= DIRECTION =
Pull every line holding the string "建设市场管理与监督" from the records below.

= Data excerpts =

━━━━━━━━━━━━━━━━━━━━━━━━━━━━━━

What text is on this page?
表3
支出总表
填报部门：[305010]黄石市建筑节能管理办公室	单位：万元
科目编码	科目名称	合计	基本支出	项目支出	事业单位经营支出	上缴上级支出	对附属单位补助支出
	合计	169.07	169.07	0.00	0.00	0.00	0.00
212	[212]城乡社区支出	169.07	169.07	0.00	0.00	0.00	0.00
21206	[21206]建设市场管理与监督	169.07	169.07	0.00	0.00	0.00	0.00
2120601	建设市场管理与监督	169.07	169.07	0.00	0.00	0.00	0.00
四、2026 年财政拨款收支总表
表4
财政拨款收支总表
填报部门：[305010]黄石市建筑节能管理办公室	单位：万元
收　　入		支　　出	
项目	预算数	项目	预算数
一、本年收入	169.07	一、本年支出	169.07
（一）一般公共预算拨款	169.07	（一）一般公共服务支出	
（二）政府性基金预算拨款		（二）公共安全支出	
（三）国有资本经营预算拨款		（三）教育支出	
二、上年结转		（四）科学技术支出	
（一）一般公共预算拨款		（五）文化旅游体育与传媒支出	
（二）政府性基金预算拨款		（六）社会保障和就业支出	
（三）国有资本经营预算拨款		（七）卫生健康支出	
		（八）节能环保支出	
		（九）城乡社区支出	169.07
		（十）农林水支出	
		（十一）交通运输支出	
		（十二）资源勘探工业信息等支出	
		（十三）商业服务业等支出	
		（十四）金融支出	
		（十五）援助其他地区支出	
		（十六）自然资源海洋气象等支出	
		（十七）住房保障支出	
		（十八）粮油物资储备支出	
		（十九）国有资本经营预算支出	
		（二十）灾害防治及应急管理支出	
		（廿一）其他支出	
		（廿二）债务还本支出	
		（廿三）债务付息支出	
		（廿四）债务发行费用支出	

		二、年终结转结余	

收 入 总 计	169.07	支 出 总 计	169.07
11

━━━━━━━━━━━━━━━━━━━━━━━━━━━━━━

= CORRECT OUTPUT =
21206	[21206]建设市场管理与监督	169.07	169.07	0.00	0.00	0.00	0.00
2120601	建设市场管理与监督	169.07	169.07	0.00	0.00	0.00	0.00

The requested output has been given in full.